━━ Supplied data
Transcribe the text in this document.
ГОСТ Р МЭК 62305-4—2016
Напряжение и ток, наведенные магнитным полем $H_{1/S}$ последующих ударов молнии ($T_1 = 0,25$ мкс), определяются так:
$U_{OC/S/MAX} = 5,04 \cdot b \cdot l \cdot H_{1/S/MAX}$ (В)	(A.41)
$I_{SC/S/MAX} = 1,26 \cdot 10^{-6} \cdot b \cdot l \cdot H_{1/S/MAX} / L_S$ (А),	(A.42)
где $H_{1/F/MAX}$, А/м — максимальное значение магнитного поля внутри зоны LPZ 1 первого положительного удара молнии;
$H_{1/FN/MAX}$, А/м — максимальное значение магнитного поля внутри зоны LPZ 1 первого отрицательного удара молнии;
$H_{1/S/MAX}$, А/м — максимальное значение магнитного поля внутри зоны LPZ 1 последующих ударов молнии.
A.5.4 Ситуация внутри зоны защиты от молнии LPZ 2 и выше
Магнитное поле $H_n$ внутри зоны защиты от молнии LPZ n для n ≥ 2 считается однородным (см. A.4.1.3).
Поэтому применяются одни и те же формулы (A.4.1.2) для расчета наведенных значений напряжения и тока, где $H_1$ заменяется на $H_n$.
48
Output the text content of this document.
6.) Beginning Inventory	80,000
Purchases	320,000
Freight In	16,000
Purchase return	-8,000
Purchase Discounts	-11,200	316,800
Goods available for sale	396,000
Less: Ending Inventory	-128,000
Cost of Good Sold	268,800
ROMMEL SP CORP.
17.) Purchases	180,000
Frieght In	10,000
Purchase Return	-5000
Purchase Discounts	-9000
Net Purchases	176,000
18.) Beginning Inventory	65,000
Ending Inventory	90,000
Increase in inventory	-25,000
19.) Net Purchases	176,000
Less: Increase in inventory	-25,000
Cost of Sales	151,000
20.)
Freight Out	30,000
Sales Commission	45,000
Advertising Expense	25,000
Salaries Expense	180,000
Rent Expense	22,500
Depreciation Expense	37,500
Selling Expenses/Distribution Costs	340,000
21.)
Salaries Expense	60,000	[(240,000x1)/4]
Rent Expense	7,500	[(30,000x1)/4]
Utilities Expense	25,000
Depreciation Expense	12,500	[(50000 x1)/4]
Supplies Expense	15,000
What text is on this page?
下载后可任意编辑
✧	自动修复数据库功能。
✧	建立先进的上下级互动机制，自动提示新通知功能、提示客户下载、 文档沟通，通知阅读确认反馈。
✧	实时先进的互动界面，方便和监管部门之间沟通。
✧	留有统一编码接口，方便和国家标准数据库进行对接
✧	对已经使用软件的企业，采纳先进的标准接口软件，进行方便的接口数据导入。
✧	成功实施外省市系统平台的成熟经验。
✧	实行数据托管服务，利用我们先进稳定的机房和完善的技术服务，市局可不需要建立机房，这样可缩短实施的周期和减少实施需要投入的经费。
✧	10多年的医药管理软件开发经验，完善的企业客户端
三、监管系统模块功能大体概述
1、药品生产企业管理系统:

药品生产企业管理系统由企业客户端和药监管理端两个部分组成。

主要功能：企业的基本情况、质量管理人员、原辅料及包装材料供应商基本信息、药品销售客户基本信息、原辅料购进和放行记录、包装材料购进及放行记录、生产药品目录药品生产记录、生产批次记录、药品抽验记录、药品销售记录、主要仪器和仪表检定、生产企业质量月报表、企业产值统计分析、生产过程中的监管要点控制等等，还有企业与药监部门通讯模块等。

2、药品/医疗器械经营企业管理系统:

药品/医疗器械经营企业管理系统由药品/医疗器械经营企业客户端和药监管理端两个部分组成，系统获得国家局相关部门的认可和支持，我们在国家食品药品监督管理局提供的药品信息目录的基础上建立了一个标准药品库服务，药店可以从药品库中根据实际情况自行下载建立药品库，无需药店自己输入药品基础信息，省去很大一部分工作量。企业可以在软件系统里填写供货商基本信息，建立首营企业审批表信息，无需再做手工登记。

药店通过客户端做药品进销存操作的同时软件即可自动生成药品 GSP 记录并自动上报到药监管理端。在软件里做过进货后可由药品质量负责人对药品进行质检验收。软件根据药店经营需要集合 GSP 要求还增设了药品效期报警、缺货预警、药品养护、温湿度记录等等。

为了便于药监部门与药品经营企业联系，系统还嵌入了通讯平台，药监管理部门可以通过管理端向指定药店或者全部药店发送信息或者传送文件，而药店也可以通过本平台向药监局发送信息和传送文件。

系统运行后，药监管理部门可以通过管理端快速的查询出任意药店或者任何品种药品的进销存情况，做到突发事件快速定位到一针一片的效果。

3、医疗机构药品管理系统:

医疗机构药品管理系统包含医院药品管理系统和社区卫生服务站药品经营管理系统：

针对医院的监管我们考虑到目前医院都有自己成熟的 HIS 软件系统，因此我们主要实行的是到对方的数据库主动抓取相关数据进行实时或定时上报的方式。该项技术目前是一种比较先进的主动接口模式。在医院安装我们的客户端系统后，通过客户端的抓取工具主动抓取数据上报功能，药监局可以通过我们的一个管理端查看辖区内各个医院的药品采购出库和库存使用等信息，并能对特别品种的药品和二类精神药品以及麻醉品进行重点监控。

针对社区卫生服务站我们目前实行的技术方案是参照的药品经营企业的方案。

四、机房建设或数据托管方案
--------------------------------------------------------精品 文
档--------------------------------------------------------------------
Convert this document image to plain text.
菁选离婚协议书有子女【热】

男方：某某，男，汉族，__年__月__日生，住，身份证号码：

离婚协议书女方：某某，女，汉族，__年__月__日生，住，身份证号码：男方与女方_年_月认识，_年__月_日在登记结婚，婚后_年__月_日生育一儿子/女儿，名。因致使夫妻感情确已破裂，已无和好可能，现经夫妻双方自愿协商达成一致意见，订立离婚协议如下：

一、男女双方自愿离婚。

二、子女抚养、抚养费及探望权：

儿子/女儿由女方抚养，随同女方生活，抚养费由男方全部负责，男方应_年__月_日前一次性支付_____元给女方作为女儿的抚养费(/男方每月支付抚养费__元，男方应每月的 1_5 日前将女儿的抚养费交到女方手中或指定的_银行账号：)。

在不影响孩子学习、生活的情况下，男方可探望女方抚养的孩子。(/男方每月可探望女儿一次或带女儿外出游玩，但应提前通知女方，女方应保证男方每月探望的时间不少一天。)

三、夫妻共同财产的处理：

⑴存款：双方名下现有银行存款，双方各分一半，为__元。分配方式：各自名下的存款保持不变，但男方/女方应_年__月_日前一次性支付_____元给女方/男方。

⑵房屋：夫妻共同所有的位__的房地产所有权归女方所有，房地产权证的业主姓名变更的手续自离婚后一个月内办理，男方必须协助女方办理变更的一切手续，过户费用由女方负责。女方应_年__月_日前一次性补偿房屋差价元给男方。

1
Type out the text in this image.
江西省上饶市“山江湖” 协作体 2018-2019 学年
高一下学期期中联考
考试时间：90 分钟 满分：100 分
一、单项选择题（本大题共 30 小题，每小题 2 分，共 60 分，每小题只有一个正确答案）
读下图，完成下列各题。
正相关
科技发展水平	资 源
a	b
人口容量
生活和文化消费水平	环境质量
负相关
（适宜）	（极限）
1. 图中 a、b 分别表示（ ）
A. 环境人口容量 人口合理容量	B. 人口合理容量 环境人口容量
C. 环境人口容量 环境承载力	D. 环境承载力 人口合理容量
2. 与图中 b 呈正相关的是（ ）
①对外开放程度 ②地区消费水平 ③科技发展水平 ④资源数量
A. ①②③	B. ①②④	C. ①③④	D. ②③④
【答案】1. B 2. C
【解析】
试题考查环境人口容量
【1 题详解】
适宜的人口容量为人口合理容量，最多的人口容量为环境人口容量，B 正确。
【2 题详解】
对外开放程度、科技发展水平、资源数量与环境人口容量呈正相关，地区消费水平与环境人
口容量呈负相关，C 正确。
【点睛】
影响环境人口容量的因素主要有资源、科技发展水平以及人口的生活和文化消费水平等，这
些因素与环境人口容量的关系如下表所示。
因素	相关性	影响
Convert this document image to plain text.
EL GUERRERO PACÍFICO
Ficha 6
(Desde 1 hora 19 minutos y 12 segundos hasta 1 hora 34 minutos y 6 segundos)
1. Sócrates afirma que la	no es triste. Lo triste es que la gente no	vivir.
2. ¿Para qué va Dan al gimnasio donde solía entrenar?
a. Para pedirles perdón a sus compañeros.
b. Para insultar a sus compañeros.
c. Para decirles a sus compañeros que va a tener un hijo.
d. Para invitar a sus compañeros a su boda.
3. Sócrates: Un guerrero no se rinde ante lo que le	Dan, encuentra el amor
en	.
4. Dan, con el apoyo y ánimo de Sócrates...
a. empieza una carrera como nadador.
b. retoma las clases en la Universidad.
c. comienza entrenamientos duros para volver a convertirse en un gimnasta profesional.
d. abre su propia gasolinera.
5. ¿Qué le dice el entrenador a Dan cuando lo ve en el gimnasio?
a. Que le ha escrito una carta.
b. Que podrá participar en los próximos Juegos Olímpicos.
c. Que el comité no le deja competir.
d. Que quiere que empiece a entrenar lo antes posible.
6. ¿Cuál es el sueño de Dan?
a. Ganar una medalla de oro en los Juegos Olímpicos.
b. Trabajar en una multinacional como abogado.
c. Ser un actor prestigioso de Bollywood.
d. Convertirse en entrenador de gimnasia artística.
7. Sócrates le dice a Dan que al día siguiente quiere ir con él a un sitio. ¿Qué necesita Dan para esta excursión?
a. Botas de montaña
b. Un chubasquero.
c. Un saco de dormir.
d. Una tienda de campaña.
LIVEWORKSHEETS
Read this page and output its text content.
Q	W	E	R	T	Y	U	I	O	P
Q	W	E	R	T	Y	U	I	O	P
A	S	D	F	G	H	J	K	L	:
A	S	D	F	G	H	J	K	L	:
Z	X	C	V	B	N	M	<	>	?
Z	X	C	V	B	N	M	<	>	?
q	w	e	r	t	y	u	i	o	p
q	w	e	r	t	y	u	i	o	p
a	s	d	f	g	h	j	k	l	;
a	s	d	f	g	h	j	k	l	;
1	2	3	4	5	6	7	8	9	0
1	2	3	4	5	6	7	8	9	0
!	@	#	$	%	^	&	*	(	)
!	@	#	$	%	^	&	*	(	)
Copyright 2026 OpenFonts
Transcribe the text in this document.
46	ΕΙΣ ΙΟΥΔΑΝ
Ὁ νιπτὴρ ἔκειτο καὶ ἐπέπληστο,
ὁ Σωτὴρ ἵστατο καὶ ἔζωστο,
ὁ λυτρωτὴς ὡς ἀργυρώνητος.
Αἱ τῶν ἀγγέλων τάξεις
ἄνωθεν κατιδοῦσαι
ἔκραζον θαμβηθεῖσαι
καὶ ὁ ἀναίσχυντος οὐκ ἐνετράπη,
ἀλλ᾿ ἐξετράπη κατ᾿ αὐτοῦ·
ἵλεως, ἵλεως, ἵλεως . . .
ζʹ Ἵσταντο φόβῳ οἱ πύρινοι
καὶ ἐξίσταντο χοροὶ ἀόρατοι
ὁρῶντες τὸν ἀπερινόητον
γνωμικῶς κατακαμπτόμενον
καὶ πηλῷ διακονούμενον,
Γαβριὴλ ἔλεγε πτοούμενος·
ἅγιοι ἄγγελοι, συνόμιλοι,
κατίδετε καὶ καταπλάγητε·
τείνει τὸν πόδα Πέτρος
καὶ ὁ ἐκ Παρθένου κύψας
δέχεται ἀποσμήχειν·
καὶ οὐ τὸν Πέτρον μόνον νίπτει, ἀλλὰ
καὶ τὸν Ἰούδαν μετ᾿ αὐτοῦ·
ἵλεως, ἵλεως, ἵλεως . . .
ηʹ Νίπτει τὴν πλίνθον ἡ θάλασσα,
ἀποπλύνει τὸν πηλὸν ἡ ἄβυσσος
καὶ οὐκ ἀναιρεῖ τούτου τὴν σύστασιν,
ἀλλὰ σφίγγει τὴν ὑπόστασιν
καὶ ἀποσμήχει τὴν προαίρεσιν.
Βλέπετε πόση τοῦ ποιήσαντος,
━━━━
Instructions for the task
Within the material above, find the lines that contain the word "身份证号码"; copy them.

Correct answer
男方：某某，男，汉族，__年__月__日生，住，身份证号码：
离婚协议书女方：某某，女，汉族，__年__月__日生，住，身份证号码：男方与女方_年_月认识，_年__月_日在登记结婚，婚后_年__月_日生育一儿子/女儿，名。因致使夫妻感情确已破裂，已无和好可能，现经夫妻双方自愿协商达成一致意见，订立离婚协议如下：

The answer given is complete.